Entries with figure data
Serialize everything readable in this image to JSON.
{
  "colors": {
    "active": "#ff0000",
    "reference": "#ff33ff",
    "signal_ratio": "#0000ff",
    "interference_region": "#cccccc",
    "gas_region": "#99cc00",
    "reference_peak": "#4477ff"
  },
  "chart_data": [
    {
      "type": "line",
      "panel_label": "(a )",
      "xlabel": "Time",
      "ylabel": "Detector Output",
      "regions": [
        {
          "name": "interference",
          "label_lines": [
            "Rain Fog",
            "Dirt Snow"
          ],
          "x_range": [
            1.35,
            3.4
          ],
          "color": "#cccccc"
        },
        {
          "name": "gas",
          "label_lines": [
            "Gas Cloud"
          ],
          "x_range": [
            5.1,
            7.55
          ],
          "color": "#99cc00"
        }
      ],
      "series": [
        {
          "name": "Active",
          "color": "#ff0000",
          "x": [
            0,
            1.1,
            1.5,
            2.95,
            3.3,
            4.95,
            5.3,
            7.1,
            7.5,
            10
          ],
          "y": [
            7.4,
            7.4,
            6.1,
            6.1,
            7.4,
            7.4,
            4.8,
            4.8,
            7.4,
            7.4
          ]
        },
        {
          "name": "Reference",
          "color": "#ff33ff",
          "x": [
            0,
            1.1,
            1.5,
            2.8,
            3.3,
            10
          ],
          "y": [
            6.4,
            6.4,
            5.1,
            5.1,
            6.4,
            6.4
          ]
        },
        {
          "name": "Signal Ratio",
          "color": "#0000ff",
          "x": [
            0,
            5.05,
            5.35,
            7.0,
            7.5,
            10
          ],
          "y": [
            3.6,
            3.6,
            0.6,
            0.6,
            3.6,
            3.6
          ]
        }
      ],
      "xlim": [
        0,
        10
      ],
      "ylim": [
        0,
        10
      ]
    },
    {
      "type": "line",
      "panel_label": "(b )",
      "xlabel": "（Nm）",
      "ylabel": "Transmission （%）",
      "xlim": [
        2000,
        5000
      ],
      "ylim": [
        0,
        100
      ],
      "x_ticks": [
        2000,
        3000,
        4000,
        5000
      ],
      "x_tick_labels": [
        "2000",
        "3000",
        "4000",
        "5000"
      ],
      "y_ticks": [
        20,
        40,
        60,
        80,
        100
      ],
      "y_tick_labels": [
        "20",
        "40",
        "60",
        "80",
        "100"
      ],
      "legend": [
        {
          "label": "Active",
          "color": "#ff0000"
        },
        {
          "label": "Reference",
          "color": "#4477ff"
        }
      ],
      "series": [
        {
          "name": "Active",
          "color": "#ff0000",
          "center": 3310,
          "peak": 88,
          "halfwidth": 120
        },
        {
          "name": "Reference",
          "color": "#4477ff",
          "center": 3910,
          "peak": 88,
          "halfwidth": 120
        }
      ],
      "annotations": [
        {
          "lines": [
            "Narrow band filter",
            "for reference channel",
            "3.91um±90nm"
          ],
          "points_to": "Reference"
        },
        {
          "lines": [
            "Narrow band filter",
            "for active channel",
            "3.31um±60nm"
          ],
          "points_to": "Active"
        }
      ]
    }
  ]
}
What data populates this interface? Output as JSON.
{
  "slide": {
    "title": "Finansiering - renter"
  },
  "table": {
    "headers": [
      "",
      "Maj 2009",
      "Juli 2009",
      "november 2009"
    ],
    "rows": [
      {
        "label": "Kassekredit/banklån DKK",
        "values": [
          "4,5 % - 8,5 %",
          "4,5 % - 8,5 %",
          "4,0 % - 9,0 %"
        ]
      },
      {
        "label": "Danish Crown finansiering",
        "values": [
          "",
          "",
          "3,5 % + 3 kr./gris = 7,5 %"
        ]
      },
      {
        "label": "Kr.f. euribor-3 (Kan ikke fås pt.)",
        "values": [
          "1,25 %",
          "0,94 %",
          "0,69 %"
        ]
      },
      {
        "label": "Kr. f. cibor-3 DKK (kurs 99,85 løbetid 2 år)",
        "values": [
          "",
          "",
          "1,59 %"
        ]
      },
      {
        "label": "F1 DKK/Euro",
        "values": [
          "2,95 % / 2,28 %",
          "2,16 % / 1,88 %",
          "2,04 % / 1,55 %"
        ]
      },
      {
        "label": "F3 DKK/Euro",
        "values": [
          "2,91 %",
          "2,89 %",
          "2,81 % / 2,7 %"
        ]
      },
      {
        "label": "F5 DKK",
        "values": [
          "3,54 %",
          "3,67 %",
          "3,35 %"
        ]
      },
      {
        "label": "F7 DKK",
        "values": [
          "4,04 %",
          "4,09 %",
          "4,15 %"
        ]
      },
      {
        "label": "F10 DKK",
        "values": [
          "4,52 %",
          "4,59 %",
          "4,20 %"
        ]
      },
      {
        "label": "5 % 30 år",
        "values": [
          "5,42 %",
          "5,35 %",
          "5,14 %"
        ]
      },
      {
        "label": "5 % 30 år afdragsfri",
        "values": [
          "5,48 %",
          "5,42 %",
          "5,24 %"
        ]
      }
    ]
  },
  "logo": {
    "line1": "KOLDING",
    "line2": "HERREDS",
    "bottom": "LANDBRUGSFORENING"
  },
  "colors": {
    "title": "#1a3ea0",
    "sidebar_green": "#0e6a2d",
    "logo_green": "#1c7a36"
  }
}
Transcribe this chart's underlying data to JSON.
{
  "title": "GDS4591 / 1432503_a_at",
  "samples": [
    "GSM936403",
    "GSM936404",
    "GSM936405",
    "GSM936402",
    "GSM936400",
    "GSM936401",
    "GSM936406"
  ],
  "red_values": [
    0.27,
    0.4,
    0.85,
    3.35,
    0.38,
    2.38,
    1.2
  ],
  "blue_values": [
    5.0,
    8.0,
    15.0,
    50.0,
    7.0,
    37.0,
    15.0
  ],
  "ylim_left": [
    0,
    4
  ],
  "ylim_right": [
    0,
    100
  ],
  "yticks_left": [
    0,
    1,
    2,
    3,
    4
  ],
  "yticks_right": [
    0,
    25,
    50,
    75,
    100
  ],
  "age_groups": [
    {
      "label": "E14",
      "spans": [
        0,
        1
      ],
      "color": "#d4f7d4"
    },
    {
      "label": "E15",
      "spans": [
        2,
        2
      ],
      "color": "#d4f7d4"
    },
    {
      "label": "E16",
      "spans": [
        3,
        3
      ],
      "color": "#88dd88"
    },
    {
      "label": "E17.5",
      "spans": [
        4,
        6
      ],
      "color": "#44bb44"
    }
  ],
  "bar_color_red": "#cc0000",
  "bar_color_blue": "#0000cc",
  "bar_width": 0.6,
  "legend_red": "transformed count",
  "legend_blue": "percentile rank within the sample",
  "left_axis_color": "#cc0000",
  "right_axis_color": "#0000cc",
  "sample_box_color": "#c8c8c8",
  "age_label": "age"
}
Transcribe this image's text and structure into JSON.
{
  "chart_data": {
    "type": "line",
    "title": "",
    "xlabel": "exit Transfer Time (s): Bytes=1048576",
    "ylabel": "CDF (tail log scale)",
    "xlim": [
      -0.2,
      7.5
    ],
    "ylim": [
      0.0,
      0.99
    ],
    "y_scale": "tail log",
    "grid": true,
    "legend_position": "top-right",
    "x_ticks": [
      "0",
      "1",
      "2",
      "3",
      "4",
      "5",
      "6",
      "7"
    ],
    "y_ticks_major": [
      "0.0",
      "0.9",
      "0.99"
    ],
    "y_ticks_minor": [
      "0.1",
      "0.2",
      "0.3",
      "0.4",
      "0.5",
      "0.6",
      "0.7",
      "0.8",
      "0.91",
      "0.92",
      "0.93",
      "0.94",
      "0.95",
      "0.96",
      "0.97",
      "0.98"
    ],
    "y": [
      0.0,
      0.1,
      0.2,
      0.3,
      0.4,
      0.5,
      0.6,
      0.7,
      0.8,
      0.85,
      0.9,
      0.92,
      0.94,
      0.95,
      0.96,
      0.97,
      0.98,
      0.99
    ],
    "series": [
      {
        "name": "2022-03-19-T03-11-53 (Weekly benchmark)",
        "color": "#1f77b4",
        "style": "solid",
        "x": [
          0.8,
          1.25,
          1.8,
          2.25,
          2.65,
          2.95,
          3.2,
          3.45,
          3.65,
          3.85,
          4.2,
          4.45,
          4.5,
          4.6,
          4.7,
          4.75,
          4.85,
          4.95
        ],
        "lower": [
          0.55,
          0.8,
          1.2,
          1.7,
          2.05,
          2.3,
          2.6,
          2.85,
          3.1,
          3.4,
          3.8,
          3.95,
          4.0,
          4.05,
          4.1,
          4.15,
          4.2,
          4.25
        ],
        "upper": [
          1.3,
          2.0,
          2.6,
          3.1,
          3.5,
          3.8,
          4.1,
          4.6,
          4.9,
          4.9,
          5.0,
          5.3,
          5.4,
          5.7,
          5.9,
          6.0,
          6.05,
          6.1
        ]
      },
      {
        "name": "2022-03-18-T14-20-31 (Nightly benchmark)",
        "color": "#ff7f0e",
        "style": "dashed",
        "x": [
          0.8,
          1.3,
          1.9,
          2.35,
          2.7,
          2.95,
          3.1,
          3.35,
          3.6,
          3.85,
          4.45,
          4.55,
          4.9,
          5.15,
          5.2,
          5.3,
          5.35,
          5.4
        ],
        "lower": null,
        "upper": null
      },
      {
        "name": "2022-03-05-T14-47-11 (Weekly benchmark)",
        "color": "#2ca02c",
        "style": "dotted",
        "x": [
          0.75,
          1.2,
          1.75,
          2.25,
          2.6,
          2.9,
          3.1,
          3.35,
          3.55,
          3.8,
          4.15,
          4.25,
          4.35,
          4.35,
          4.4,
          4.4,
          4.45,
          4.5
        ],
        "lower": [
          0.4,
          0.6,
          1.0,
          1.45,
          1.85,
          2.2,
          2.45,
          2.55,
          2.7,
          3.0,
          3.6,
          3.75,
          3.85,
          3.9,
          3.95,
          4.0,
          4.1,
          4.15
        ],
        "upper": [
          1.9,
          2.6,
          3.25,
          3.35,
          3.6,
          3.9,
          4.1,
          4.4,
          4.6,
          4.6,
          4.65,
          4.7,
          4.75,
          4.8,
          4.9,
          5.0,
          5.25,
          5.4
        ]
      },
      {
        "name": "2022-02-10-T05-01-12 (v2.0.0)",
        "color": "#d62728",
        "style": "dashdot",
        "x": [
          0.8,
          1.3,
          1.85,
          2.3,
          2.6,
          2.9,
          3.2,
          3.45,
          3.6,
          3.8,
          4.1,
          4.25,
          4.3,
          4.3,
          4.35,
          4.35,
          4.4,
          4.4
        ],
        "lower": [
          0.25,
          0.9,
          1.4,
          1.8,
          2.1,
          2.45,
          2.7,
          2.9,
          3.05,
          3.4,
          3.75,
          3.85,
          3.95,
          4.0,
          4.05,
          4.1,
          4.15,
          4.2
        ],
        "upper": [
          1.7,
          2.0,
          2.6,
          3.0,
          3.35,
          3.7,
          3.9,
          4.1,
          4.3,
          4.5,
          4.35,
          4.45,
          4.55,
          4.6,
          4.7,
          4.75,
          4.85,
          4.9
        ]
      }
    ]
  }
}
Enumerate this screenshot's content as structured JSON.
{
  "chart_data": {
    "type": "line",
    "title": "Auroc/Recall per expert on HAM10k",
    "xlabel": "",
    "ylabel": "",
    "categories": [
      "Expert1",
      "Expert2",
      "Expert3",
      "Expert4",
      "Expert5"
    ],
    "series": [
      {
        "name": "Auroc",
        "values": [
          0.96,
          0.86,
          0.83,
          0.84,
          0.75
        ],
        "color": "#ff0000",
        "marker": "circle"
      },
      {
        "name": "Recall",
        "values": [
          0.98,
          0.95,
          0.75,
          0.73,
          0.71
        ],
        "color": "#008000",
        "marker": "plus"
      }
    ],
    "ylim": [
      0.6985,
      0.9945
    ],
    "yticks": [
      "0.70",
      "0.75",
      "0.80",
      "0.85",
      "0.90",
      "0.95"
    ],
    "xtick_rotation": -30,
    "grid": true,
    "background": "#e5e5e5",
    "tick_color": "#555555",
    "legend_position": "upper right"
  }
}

# Stated task
Each line above that includes "image" should be shown.

# The response
Serialize everything readable in this image to JSON.
Transcribe this image's text and structure into JSON.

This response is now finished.